## Your goal
The records below must be output exactly, without pictures.

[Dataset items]
= = = = =
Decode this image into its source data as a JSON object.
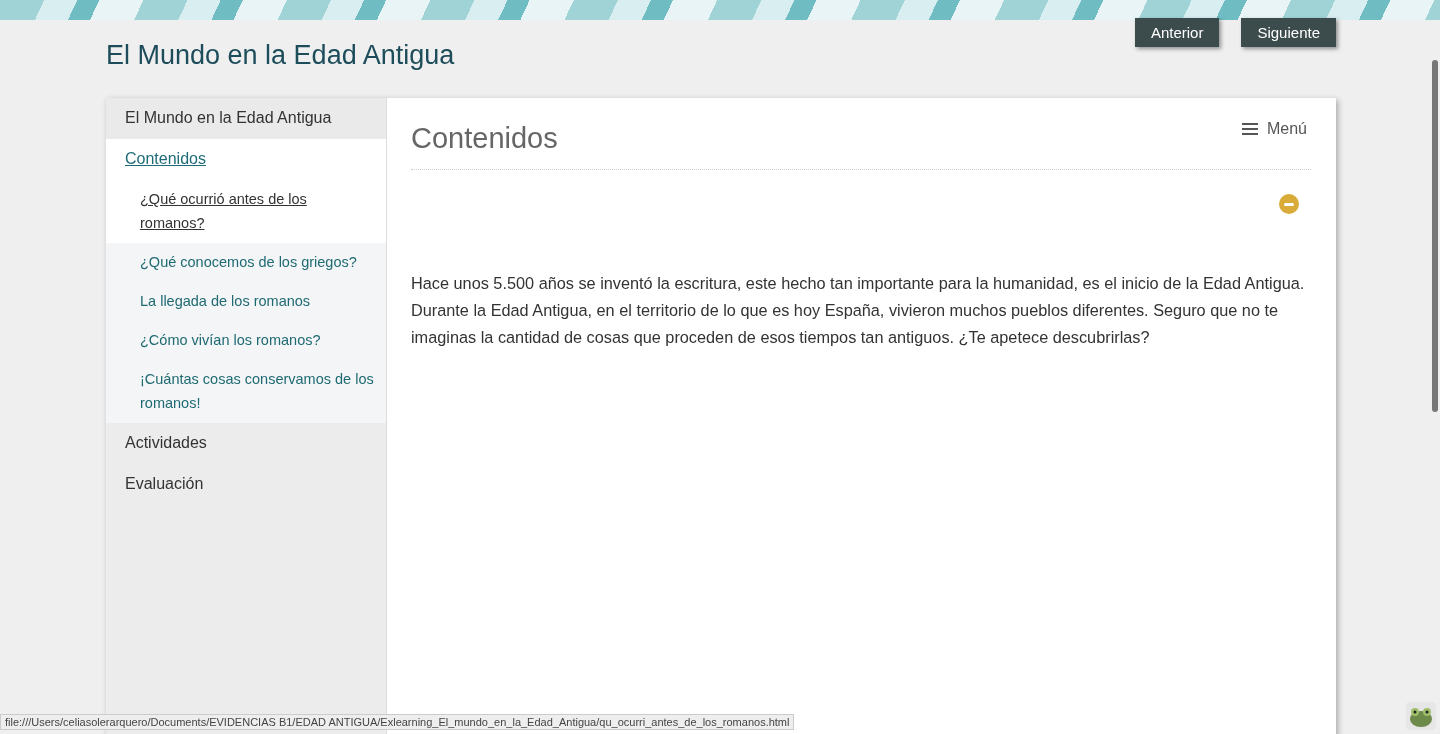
{
  "site_title": "El Mundo en la Edad Antigua",
  "nav_buttons": [
    {
      "label": "Anterior"
    },
    {
      "label": "Siguiente"
    }
  ],
  "sidebar": {
    "items": [
      {
        "label": "El Mundo en la Edad Antigua",
        "selected": false
      },
      {
        "label": "Contenidos",
        "selected": true,
        "children": [
          {
            "label": "¿Qué ocurrió antes de los romanos?",
            "hovered": true
          },
          {
            "label": "¿Qué conocemos de los griegos?",
            "hovered": false
          },
          {
            "label": "La llegada de los romanos",
            "hovered": false
          },
          {
            "label": "¿Cómo vivían los romanos?",
            "hovered": false
          },
          {
            "label": "¡Cuántas cosas conservamos de los romanos!",
            "hovered": false
          }
        ]
      },
      {
        "label": "Actividades",
        "selected": false
      },
      {
        "label": "Evaluación",
        "selected": false
      }
    ]
  },
  "content": {
    "heading": "Contenidos",
    "menu_label": "Menú",
    "block_expanded": true,
    "paragraph": "Hace unos 5.500 años se inventó la escritura, este hecho tan importante para la humanidad, es el inicio de la Edad Antigua. Durante la Edad Antigua, en el territorio de lo que es hoy España, vivieron muchos pueblos diferentes. Seguro que no te imaginas la cantidad de cosas que proceden de esos tiempos tan antiguos. ¿Te apetece descubrirlas?"
  },
  "status_bar": "file:///Users/celiasolerarquero/Documents/EVIDENCIAS B1/EDAD ANTIGUA/Exlearning_El_mundo_en_la_Edad_Antigua/qu_ocurri_antes_de_los_romanos.html"
}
= = = = =
## Exercise solution
Decode this image into its source data as a JSON object.
{
  "site_title": "El Mundo en la Edad Antigua",
  "nav_buttons": [
    {
      "label": "Anterior"
    },
    {
      "label": "Siguiente"
    }
  ],
  "sidebar": {
    "items": [
      {
        "label": "El Mundo en la Edad Antigua",
        "selected": false
      },
      {
        "label": "Contenidos",
        "selected": true,
        "children": [
          {
            "label": "¿Qué ocurrió antes de los romanos?",
            "hovered": true
          },
          {
            "label": "¿Qué conocemos de los griegos?",
            "hovered": false
          },
          {
            "label": "La llegada de los romanos",
            "hovered": false
          },
          {
            "label": "¿Cómo vivían los romanos?",
            "hovered": false
          },
          {
            "label": "¡Cuántas cosas conservamos de los romanos!",
            "hovered": false
          }
        ]
      },
      {
        "label": "Actividades",
        "selected": false
      },
      {
        "label": "Evaluación",
        "selected": false
      }
    ]
  },
  "content": {
    "heading": "Contenidos",
    "menu_label": "Menú",
    "block_expanded": true,
    "paragraph": "Hace unos 5.500 años se inventó la escritura, este hecho tan importante para la humanidad, es el inicio de la Edad Antigua. Durante la Edad Antigua, en el territorio de lo que es hoy España, vivieron muchos pueblos diferentes. Seguro que no te imaginas la cantidad de cosas que proceden de esos tiempos tan antiguos. ¿Te apetece descubrirlas?"
  },
  "status_bar": "file:///Users/celiasolerarquero/Documents/EVIDENCIAS B1/EDAD ANTIGUA/Exlearning_El_mundo_en_la_Edad_Antigua/qu_ocurri_antes_de_los_romanos.html"
}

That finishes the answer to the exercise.